----- Dataset entries -----
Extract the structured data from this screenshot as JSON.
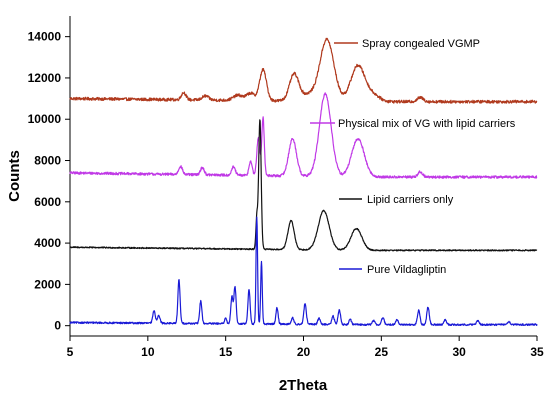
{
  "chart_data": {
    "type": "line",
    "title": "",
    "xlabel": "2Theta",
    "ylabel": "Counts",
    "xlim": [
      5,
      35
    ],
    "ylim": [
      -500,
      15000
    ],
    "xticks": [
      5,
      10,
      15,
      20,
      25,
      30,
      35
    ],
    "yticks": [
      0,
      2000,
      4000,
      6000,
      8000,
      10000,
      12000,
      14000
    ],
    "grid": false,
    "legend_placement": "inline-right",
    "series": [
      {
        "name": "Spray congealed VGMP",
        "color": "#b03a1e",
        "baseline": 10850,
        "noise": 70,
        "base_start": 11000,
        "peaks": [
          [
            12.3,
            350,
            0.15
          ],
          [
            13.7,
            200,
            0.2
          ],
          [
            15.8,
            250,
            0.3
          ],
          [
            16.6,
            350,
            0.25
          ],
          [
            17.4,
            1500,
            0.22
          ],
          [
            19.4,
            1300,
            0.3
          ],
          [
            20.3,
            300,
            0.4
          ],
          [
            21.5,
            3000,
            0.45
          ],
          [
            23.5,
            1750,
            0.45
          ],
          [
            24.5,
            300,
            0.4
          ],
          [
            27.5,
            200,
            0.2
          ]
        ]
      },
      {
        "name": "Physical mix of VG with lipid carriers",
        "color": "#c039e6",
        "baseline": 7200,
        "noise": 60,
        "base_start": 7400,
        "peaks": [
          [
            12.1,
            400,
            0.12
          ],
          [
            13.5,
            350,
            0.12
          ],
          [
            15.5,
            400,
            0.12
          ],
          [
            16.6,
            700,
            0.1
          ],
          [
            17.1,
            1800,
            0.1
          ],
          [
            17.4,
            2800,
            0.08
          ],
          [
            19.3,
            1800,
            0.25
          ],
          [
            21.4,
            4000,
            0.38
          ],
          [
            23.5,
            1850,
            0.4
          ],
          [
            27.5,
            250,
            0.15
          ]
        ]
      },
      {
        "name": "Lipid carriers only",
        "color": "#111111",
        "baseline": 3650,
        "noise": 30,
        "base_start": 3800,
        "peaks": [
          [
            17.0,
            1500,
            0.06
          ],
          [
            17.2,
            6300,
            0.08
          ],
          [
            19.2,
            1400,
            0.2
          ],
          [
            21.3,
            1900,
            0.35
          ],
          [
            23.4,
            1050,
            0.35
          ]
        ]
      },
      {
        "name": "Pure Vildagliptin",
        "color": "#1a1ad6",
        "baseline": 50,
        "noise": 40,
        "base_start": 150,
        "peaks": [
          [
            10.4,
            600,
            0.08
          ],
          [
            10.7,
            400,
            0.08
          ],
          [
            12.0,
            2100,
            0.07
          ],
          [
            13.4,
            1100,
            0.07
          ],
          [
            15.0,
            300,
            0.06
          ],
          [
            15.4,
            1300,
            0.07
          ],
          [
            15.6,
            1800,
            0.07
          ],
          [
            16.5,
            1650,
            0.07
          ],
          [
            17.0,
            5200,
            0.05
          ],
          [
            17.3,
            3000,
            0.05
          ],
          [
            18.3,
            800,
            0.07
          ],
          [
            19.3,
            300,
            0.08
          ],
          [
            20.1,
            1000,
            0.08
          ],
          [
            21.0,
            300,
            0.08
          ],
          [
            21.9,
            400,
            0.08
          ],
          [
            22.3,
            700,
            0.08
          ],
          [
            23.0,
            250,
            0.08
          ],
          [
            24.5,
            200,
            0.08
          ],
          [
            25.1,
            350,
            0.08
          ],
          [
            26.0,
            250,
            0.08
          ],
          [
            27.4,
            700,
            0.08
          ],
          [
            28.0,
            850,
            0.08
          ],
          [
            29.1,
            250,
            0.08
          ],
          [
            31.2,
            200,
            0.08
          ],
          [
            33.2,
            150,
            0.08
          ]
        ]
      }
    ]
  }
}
-----
_Prompt:_
Copy every entry word for word, but omit the pictures.

_Response:_
Extract the structured data from this screenshot as JSON.
{
  "chart_data": {
    "type": "line",
    "title": "",
    "xlabel": "2Theta",
    "ylabel": "Counts",
    "xlim": [
      5,
      35
    ],
    "ylim": [
      -500,
      15000
    ],
    "xticks": [
      5,
      10,
      15,
      20,
      25,
      30,
      35
    ],
    "yticks": [
      0,
      2000,
      4000,
      6000,
      8000,
      10000,
      12000,
      14000
    ],
    "grid": false,
    "legend_placement": "inline-right",
    "series": [
      {
        "name": "Spray congealed VGMP",
        "color": "#b03a1e",
        "baseline": 10850,
        "noise": 70,
        "base_start": 11000,
        "peaks": [
          [
            12.3,
            350,
            0.15
          ],
          [
            13.7,
            200,
            0.2
          ],
          [
            15.8,
            250,
            0.3
          ],
          [
            16.6,
            350,
            0.25
          ],
          [
            17.4,
            1500,
            0.22
          ],
          [
            19.4,
            1300,
            0.3
          ],
          [
            20.3,
            300,
            0.4
          ],
          [
            21.5,
            3000,
            0.45
          ],
          [
            23.5,
            1750,
            0.45
          ],
          [
            24.5,
            300,
            0.4
          ],
          [
            27.5,
            200,
            0.2
          ]
        ]
      },
      {
        "name": "Physical mix of VG with lipid carriers",
        "color": "#c039e6",
        "baseline": 7200,
        "noise": 60,
        "base_start": 7400,
        "peaks": [
          [
            12.1,
            400,
            0.12
          ],
          [
            13.5,
            350,
            0.12
          ],
          [
            15.5,
            400,
            0.12
          ],
          [
            16.6,
            700,
            0.1
          ],
          [
            17.1,
            1800,
            0.1
          ],
          [
            17.4,
            2800,
            0.08
          ],
          [
            19.3,
            1800,
            0.25
          ],
          [
            21.4,
            4000,
            0.38
          ],
          [
            23.5,
            1850,
            0.4
          ],
          [
            27.5,
            250,
            0.15
          ]
        ]
      },
      {
        "name": "Lipid carriers only",
        "color": "#111111",
        "baseline": 3650,
        "noise": 30,
        "base_start": 3800,
        "peaks": [
          [
            17.0,
            1500,
            0.06
          ],
          [
            17.2,
            6300,
            0.08
          ],
          [
            19.2,
            1400,
            0.2
          ],
          [
            21.3,
            1900,
            0.35
          ],
          [
            23.4,
            1050,
            0.35
          ]
        ]
      },
      {
        "name": "Pure Vildagliptin",
        "color": "#1a1ad6",
        "baseline": 50,
        "noise": 40,
        "base_start": 150,
        "peaks": [
          [
            10.4,
            600,
            0.08
          ],
          [
            10.7,
            400,
            0.08
          ],
          [
            12.0,
            2100,
            0.07
          ],
          [
            13.4,
            1100,
            0.07
          ],
          [
            15.0,
            300,
            0.06
          ],
          [
            15.4,
            1300,
            0.07
          ],
          [
            15.6,
            1800,
            0.07
          ],
          [
            16.5,
            1650,
            0.07
          ],
          [
            17.0,
            5200,
            0.05
          ],
          [
            17.3,
            3000,
            0.05
          ],
          [
            18.3,
            800,
            0.07
          ],
          [
            19.3,
            300,
            0.08
          ],
          [
            20.1,
            1000,
            0.08
          ],
          [
            21.0,
            300,
            0.08
          ],
          [
            21.9,
            400,
            0.08
          ],
          [
            22.3,
            700,
            0.08
          ],
          [
            23.0,
            250,
            0.08
          ],
          [
            24.5,
            200,
            0.08
          ],
          [
            25.1,
            350,
            0.08
          ],
          [
            26.0,
            250,
            0.08
          ],
          [
            27.4,
            700,
            0.08
          ],
          [
            28.0,
            850,
            0.08
          ],
          [
            29.1,
            250,
            0.08
          ],
          [
            31.2,
            200,
            0.08
          ],
          [
            33.2,
            150,
            0.08
          ]
        ]
      }
    ]
  }
}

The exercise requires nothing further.